Listed entries:
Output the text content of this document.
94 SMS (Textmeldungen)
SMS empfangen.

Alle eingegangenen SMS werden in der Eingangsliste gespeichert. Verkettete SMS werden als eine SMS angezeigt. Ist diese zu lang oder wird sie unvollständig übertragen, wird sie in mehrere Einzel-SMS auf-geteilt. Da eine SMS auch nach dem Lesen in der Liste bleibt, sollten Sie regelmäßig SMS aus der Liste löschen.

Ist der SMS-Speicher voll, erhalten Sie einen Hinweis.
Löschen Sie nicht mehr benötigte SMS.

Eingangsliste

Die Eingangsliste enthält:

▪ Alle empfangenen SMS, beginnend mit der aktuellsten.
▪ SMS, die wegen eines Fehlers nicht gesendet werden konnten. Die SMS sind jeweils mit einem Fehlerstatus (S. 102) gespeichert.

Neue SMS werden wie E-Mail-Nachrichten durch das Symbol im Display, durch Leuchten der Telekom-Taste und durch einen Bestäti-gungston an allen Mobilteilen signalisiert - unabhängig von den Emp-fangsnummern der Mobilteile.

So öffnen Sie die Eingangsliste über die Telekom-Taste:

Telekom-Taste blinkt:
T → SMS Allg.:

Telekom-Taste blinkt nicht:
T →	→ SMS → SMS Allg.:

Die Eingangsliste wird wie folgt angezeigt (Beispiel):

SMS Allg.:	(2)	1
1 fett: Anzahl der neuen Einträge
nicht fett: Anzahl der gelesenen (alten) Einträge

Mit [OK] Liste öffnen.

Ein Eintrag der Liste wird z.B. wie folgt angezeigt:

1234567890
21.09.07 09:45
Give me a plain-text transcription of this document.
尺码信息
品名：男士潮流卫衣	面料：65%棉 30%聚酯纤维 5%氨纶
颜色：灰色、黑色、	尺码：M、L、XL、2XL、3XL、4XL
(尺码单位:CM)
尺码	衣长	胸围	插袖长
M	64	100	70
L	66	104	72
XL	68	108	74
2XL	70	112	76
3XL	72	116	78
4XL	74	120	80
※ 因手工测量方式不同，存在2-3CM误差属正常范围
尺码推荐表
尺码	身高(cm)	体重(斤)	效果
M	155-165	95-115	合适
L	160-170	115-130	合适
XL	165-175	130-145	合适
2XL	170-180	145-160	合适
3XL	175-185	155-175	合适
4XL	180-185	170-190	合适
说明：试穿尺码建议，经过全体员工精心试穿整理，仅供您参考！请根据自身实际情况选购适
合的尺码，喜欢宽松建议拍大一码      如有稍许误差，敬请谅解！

The problem: Only a number is wanted: how many lines above include "Einträge"?

Response: 2